# [Entries provided]

────

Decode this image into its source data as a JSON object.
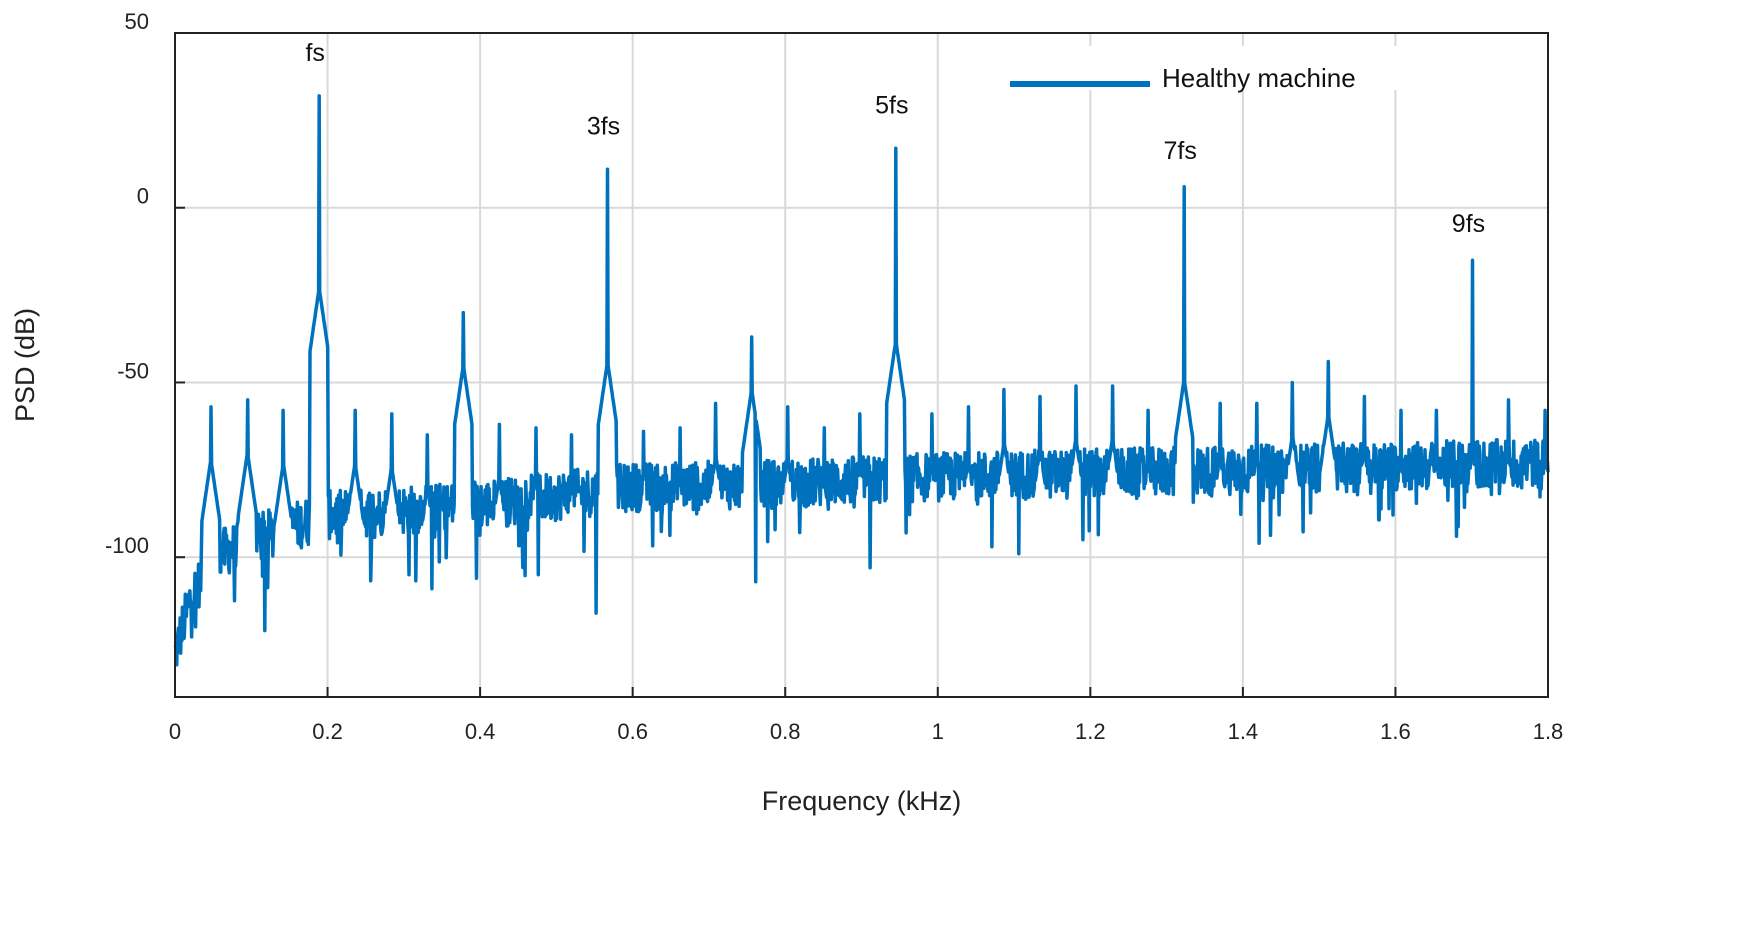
{
  "chart_data": {
    "type": "line",
    "title": "",
    "xlabel": "Frequency (kHz)",
    "ylabel": "PSD (dB)",
    "xlim": [
      0,
      1.8
    ],
    "ylim": [
      -140,
      50
    ],
    "xticks": [
      0,
      0.2,
      0.4,
      0.6,
      0.8,
      1,
      1.2,
      1.4,
      1.6,
      1.8
    ],
    "xtick_labels": [
      "0",
      "0.2",
      "0.4",
      "0.6",
      "0.8",
      "1",
      "1.2",
      "1.4",
      "1.6",
      "1.8"
    ],
    "yticks": [
      50,
      0,
      -50,
      -100
    ],
    "ytick_labels": [
      "50",
      "0",
      "-50",
      "-100"
    ],
    "grid": true,
    "legend": {
      "position": "top-right",
      "entries": [
        "Healthy machine"
      ]
    },
    "series": [
      {
        "name": "Healthy machine",
        "color": "#0072BD",
        "noise_floor": [
          [
            0,
            -128
          ],
          [
            0.02,
            -112
          ],
          [
            0.05,
            -100
          ],
          [
            0.1,
            -95
          ],
          [
            0.2,
            -88
          ],
          [
            0.4,
            -85
          ],
          [
            0.6,
            -80
          ],
          [
            0.8,
            -79
          ],
          [
            1.0,
            -77
          ],
          [
            1.2,
            -76
          ],
          [
            1.4,
            -75
          ],
          [
            1.6,
            -74
          ],
          [
            1.8,
            -73
          ]
        ],
        "peaks": [
          {
            "x": 0.047,
            "y": -57
          },
          {
            "x": 0.095,
            "y": -55
          },
          {
            "x": 0.142,
            "y": -58
          },
          {
            "x": 0.189,
            "y": 32
          },
          {
            "x": 0.236,
            "y": -58
          },
          {
            "x": 0.284,
            "y": -59
          },
          {
            "x": 0.331,
            "y": -65
          },
          {
            "x": 0.378,
            "y": -30
          },
          {
            "x": 0.425,
            "y": -62
          },
          {
            "x": 0.473,
            "y": -63
          },
          {
            "x": 0.52,
            "y": -65
          },
          {
            "x": 0.567,
            "y": 11
          },
          {
            "x": 0.614,
            "y": -64
          },
          {
            "x": 0.662,
            "y": -63
          },
          {
            "x": 0.709,
            "y": -56
          },
          {
            "x": 0.756,
            "y": -37
          },
          {
            "x": 0.803,
            "y": -57
          },
          {
            "x": 0.851,
            "y": -63
          },
          {
            "x": 0.898,
            "y": -59
          },
          {
            "x": 0.945,
            "y": 17
          },
          {
            "x": 0.992,
            "y": -59
          },
          {
            "x": 1.04,
            "y": -57
          },
          {
            "x": 1.087,
            "y": -52
          },
          {
            "x": 1.134,
            "y": -54
          },
          {
            "x": 1.181,
            "y": -51
          },
          {
            "x": 1.229,
            "y": -51
          },
          {
            "x": 1.276,
            "y": -58
          },
          {
            "x": 1.323,
            "y": 6
          },
          {
            "x": 1.37,
            "y": -56
          },
          {
            "x": 1.418,
            "y": -56
          },
          {
            "x": 1.465,
            "y": -50
          },
          {
            "x": 1.512,
            "y": -44
          },
          {
            "x": 1.559,
            "y": -54
          },
          {
            "x": 1.607,
            "y": -58
          },
          {
            "x": 1.654,
            "y": -58
          },
          {
            "x": 1.701,
            "y": -15
          },
          {
            "x": 1.748,
            "y": -55
          },
          {
            "x": 1.796,
            "y": -58
          }
        ],
        "dips": [
          {
            "x": 0.118,
            "y": -121
          },
          {
            "x": 0.307,
            "y": -105
          },
          {
            "x": 0.337,
            "y": -109
          },
          {
            "x": 0.395,
            "y": -106
          },
          {
            "x": 0.476,
            "y": -105
          },
          {
            "x": 0.552,
            "y": -116
          },
          {
            "x": 0.761,
            "y": -107
          },
          {
            "x": 0.911,
            "y": -103
          },
          {
            "x": 1.071,
            "y": -97
          },
          {
            "x": 1.19,
            "y": -95
          },
          {
            "x": 1.421,
            "y": -96
          },
          {
            "x": 1.68,
            "y": -94
          }
        ]
      }
    ],
    "annotations": [
      {
        "text": "fs",
        "x": 0.189,
        "y": 42
      },
      {
        "text": "3fs",
        "x": 0.567,
        "y": 21
      },
      {
        "text": "5fs",
        "x": 0.945,
        "y": 27
      },
      {
        "text": "7fs",
        "x": 1.323,
        "y": 14
      },
      {
        "text": "9fs",
        "x": 1.701,
        "y": -7
      }
    ]
  }
}
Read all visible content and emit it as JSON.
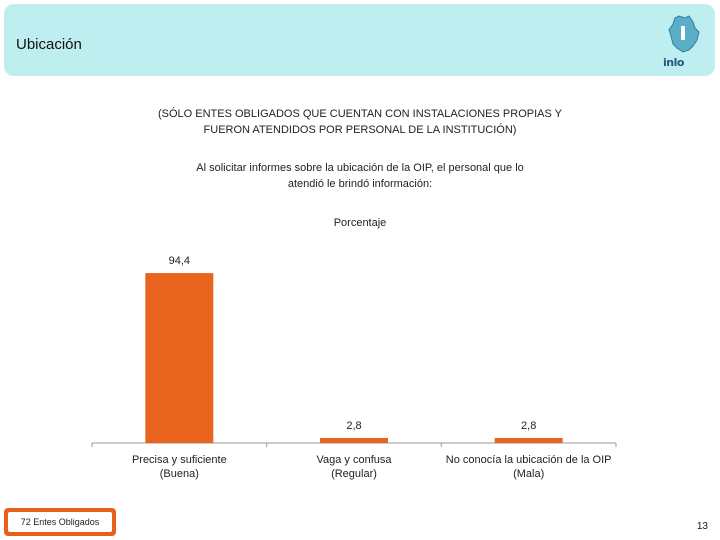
{
  "header": {
    "title": "Ubicación",
    "logo_text": "inlo"
  },
  "subtitle_lines": [
    "(SÓLO ENTES OBLIGADOS QUE CUENTAN CON INSTALACIONES PROPIAS Y",
    "FUERON ATENDIDOS POR PERSONAL DE LA INSTITUCIÓN)"
  ],
  "question_lines": [
    "Al solicitar informes sobre la ubicación de la OIP, el personal que lo",
    "atendió le brindó información:"
  ],
  "chart_data": {
    "type": "bar",
    "series_title": "Porcentaje",
    "categories": [
      [
        "Precisa y suficiente",
        "(Buena)"
      ],
      [
        "Vaga y confusa",
        "(Regular)"
      ],
      [
        "No conocía la ubicación de la OIP",
        "(Mala)"
      ]
    ],
    "values": [
      94.4,
      2.8,
      2.8
    ],
    "value_labels": [
      "94,4",
      "2,8",
      "2,8"
    ],
    "ylim": [
      0,
      100
    ],
    "bar_color": "#e8641e"
  },
  "footer": {
    "sample_label": "72 Entes Obligados",
    "page_number": "13"
  },
  "colors": {
    "header_bg": "#bfeef0",
    "accent": "#e8601c"
  }
}
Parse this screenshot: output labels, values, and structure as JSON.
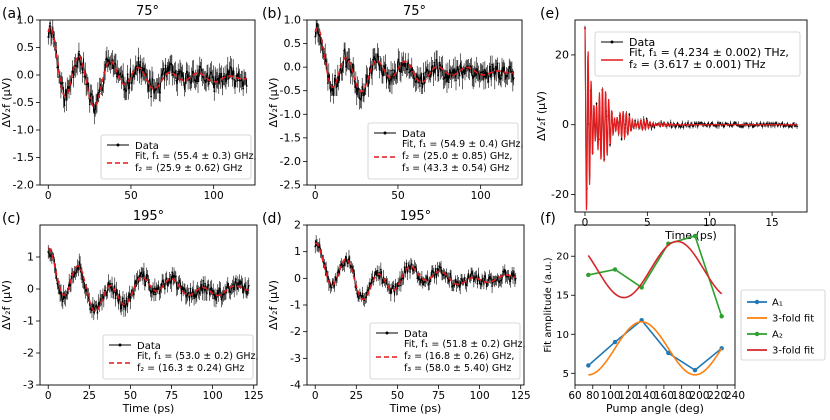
{
  "figure": {
    "description_free": true
  },
  "chart_data": [
    {
      "id": "a",
      "type": "line",
      "panel_label": "(a)",
      "title": "75°",
      "ylabel": "ΔV₂f (μV)",
      "xlabel": "",
      "xlim": [
        -5,
        125
      ],
      "ylim": [
        -2.0,
        1.0
      ],
      "xticks": [
        0,
        50,
        100
      ],
      "yticks": [
        -2.0,
        -1.5,
        -1.0,
        -0.5,
        0.0,
        0.5,
        1.0
      ],
      "ytick_decimals": 1,
      "legend_position": "lower-right",
      "data_series": {
        "name": "Data",
        "x_range": [
          0,
          120
        ],
        "noise": 0.18,
        "seed": 11
      },
      "fit": {
        "name": "Fit",
        "offset": -0.05,
        "decay": 38,
        "components": [
          {
            "f_GHz": 55.4,
            "amp": 0.75,
            "phase": 1.2
          },
          {
            "f_GHz": 25.9,
            "amp": 0.35,
            "phase": 0.4
          }
        ]
      },
      "legend": [
        "Data",
        "Fit, f₁ = (55.4 ± 0.3) GHz,",
        "f₂ = (25.9 ± 0.62) GHz"
      ]
    },
    {
      "id": "b",
      "type": "line",
      "panel_label": "(b)",
      "title": "75°",
      "ylabel": "ΔV₂f (μV)",
      "xlabel": "",
      "xlim": [
        -5,
        125
      ],
      "ylim": [
        -2.5,
        1.0
      ],
      "xticks": [
        0,
        50,
        100
      ],
      "yticks": [
        -2.5,
        -2.0,
        -1.5,
        -1.0,
        -0.5,
        0.0,
        0.5,
        1.0
      ],
      "ytick_decimals": 1,
      "legend_position": "lower-right",
      "data_series": {
        "name": "Data",
        "x_range": [
          0,
          120
        ],
        "noise": 0.2,
        "seed": 23
      },
      "fit": {
        "name": "Fit",
        "offset": -0.1,
        "decay": 40,
        "components": [
          {
            "f_GHz": 54.9,
            "amp": 0.7,
            "phase": 1.3
          },
          {
            "f_GHz": 25.0,
            "amp": 0.3,
            "phase": 0.5
          },
          {
            "f_GHz": 43.3,
            "amp": 0.15,
            "phase": 0.2
          }
        ]
      },
      "legend": [
        "Data",
        "Fit, f₁ = (54.9 ± 0.4) GHz,",
        "f₂ = (25.0 ± 0.85) GHz,",
        "f₃ = (43.3 ± 0.54) GHz"
      ]
    },
    {
      "id": "c",
      "type": "line",
      "panel_label": "(c)",
      "title": "195°",
      "ylabel": "ΔV₂f (μV)",
      "xlabel": "Time (ps)",
      "xlim": [
        -5,
        127
      ],
      "ylim": [
        -3,
        2
      ],
      "xticks": [
        0,
        25,
        50,
        75,
        100,
        125
      ],
      "yticks": [
        -3,
        -2,
        -1,
        0,
        1
      ],
      "ytick_decimals": 0,
      "legend_position": "lower-right",
      "data_series": {
        "name": "Data",
        "x_range": [
          0,
          122
        ],
        "noise": 0.22,
        "seed": 37
      },
      "fit": {
        "name": "Fit",
        "offset": 0.0,
        "decay": 55,
        "components": [
          {
            "f_GHz": 53.0,
            "amp": 0.8,
            "phase": 1.57
          },
          {
            "f_GHz": 16.3,
            "amp": 0.6,
            "phase": 0.9
          }
        ]
      },
      "legend": [
        "Data",
        "Fit, f₁ = (53.0 ± 0.2) GHz,",
        "f₂ = (16.3 ± 0.24) GHz"
      ]
    },
    {
      "id": "d",
      "type": "line",
      "panel_label": "(d)",
      "title": "195°",
      "ylabel": "ΔV₂f (μV)",
      "xlabel": "Time (ps)",
      "xlim": [
        -5,
        127
      ],
      "ylim": [
        -4,
        2
      ],
      "xticks": [
        0,
        25,
        50,
        75,
        100,
        125
      ],
      "yticks": [
        -4,
        -3,
        -2,
        -1,
        0,
        1,
        2
      ],
      "ytick_decimals": 0,
      "legend_position": "lower-right",
      "data_series": {
        "name": "Data",
        "x_range": [
          0,
          122
        ],
        "noise": 0.22,
        "seed": 51
      },
      "fit": {
        "name": "Fit",
        "offset": 0.0,
        "decay": 55,
        "components": [
          {
            "f_GHz": 51.8,
            "amp": 0.8,
            "phase": 1.57
          },
          {
            "f_GHz": 16.8,
            "amp": 0.6,
            "phase": 0.9
          },
          {
            "f_GHz": 58.0,
            "amp": 0.1,
            "phase": 0.3
          }
        ]
      },
      "legend": [
        "Data",
        "Fit, f₁ = (51.8 ± 0.2) GHz,",
        "f₂ = (16.8 ± 0.26) GHz,",
        "f₃ = (58.0 ± 5.40) GHz"
      ]
    },
    {
      "id": "e",
      "type": "line",
      "panel_label": "(e)",
      "title": "",
      "ylabel": "ΔV₂f (μV)",
      "xlabel": "Time (ps)",
      "xlim": [
        -0.8,
        17.8
      ],
      "ylim": [
        -25,
        30
      ],
      "xticks": [
        0,
        5,
        10,
        15
      ],
      "yticks": [
        -20,
        0,
        20
      ],
      "ytick_decimals": 0,
      "legend_position": "top-right",
      "data_series": {
        "name": "Data",
        "x_range": [
          0,
          17
        ],
        "noise": 0.6,
        "seed": 7
      },
      "fit": {
        "name": "Fit",
        "offset": 0.0,
        "decay": 1.6,
        "fit_x_range": [
          0,
          17
        ],
        "components": [
          {
            "f_THz": 4.234,
            "amp": 18,
            "phase": 1.57
          },
          {
            "f_THz": 3.617,
            "amp": 10,
            "phase": 1.57
          }
        ]
      },
      "legend": [
        "Data",
        "Fit, f₁ = (4.234 ± 0.002) THz,",
        "f₂ = (3.617 ± 0.001) THz"
      ]
    },
    {
      "id": "f",
      "type": "line",
      "panel_label": "(f)",
      "title": "",
      "ylabel": "Fit amplitude (a.u.)",
      "xlabel": "Pump angle (deg)",
      "xlim": [
        60,
        240
      ],
      "ylim": [
        3.5,
        24
      ],
      "xticks": [
        60,
        80,
        100,
        120,
        140,
        160,
        180,
        200,
        220,
        240
      ],
      "yticks": [
        5,
        10,
        15,
        20
      ],
      "ytick_decimals": 0,
      "legend_position": "outside-right",
      "series": [
        {
          "name": "A₁",
          "color": "#1f77b4",
          "marker": true,
          "x": [
            75,
            105,
            135,
            165,
            195,
            225
          ],
          "y": [
            6.0,
            9.0,
            11.8,
            7.6,
            5.4,
            8.2
          ]
        },
        {
          "name": "3-fold fit",
          "color": "#ff7f0e",
          "marker": false,
          "model": "threefold",
          "mean": 8.2,
          "amp": 3.4,
          "phase_deg": 135,
          "x_range": [
            75,
            225
          ]
        },
        {
          "name": "A₂",
          "color": "#2ca02c",
          "marker": true,
          "x": [
            75,
            105,
            135,
            165,
            195,
            225
          ],
          "y": [
            17.6,
            18.3,
            16.0,
            21.6,
            22.6,
            12.3
          ]
        },
        {
          "name": "3-fold fit",
          "color": "#d62728",
          "marker": false,
          "model": "threefold",
          "mean": 18.3,
          "amp": 3.6,
          "phase_deg": 175,
          "x_range": [
            75,
            225
          ]
        }
      ]
    }
  ]
}
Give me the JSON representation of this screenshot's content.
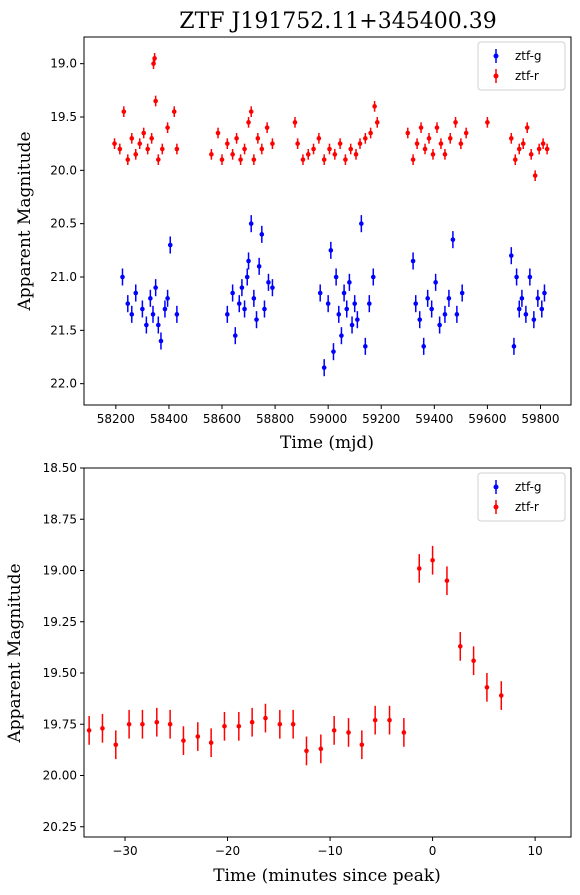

────

# [Task]
Show each line holding the word "machine".

# [Solution for this exercise]
        "Healthy machine"
        "name": "Healthy machine",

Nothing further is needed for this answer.